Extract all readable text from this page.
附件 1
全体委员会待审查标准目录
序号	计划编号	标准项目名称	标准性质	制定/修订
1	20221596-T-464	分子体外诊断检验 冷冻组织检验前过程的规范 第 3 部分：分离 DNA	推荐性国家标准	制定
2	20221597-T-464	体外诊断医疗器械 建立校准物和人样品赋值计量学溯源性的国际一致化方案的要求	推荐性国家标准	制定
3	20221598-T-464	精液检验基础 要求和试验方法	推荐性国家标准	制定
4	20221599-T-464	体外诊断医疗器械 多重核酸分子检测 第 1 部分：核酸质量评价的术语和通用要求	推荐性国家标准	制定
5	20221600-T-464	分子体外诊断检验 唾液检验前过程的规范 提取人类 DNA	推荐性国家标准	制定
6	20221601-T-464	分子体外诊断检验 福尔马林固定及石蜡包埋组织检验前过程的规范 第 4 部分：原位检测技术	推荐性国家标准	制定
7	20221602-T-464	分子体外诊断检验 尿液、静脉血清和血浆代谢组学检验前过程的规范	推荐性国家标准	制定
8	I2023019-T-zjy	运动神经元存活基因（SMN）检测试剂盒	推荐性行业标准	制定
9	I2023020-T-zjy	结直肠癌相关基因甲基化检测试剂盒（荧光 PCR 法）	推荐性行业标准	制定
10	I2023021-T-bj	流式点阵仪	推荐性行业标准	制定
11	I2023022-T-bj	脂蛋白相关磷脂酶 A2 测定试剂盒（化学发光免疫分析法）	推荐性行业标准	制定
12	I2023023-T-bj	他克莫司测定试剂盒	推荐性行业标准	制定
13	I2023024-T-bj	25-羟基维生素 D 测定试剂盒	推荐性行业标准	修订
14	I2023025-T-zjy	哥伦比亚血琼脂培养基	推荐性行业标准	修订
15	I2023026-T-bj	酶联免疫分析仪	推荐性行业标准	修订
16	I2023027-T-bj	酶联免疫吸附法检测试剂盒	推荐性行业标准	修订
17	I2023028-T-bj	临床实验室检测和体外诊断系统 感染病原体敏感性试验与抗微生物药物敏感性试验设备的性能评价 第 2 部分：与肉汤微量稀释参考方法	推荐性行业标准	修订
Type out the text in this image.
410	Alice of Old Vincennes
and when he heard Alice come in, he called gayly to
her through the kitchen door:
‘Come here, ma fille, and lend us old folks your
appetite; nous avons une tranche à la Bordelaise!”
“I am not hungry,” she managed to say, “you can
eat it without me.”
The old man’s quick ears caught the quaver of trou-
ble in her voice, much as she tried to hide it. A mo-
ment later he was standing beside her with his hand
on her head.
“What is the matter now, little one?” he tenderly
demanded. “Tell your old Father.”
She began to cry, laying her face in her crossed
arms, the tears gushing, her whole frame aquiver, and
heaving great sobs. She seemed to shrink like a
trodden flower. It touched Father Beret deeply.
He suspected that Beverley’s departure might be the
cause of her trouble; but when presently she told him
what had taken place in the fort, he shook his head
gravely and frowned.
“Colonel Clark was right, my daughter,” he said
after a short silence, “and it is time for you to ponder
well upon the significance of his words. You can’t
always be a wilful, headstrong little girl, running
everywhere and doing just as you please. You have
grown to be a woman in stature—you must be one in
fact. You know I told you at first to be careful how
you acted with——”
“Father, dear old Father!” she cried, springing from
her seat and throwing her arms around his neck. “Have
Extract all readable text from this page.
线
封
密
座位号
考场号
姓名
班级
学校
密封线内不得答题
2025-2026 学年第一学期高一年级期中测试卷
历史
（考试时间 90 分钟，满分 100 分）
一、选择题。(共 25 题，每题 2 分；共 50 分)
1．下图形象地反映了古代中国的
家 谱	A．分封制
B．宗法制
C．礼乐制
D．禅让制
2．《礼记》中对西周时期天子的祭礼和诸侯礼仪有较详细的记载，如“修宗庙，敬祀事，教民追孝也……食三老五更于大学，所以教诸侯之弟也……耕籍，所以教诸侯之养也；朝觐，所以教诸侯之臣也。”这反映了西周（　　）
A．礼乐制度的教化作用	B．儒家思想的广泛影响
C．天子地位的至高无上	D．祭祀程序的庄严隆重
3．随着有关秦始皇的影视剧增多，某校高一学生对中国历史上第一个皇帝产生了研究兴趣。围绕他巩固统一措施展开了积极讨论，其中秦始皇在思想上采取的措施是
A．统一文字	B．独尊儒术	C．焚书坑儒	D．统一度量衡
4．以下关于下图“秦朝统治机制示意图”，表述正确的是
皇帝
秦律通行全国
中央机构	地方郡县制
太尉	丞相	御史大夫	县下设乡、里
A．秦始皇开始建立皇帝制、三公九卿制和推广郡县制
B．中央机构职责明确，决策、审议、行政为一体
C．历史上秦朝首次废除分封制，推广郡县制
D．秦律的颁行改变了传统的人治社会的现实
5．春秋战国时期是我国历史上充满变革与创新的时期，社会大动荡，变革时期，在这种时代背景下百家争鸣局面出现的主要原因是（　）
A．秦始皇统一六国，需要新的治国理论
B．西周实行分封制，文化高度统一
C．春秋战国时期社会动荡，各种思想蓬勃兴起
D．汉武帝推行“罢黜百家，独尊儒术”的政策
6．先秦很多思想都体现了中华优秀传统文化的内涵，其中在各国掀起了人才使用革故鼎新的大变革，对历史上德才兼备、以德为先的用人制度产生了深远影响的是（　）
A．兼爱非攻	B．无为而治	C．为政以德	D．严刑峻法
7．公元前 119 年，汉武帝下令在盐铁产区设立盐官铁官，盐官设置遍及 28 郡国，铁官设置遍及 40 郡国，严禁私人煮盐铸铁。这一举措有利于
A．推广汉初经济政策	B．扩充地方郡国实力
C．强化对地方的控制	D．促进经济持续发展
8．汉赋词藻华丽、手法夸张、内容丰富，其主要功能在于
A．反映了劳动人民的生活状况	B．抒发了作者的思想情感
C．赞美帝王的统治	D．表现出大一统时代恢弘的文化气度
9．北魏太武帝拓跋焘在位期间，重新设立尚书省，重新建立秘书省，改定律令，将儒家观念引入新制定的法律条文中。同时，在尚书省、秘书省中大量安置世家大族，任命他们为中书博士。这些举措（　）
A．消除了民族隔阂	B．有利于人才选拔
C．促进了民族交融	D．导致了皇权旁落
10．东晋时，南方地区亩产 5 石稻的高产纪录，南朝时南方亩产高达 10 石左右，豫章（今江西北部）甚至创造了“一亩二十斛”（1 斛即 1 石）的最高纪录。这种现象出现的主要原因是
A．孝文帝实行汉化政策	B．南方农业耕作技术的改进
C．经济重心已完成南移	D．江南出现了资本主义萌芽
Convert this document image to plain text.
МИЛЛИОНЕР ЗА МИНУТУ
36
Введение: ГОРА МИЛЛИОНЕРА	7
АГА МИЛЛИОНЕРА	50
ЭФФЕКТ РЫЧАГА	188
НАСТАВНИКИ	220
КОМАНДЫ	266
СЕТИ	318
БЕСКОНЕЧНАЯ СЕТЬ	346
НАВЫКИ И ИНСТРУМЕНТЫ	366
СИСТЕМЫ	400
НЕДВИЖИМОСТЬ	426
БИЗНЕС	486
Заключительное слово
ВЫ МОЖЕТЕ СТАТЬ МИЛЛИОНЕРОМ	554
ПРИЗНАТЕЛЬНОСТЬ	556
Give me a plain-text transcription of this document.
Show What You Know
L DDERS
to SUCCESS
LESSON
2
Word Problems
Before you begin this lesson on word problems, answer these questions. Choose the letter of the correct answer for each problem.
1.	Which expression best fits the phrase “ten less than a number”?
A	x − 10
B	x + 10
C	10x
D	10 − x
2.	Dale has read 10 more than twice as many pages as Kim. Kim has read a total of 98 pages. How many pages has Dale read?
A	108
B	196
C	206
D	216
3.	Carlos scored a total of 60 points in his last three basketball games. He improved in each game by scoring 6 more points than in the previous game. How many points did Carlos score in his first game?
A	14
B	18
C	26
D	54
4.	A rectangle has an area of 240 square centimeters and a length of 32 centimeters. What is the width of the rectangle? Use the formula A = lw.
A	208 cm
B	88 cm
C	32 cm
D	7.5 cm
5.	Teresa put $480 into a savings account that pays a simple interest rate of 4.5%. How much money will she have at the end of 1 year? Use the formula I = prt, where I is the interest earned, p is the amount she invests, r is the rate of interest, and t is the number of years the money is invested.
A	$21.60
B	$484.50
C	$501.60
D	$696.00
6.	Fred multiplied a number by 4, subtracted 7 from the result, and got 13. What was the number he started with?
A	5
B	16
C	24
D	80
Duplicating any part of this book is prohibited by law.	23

▶ [Task brief]: Look through the entries above and count each line holding "document"; report the count alone.

▶ [Task solution]: 2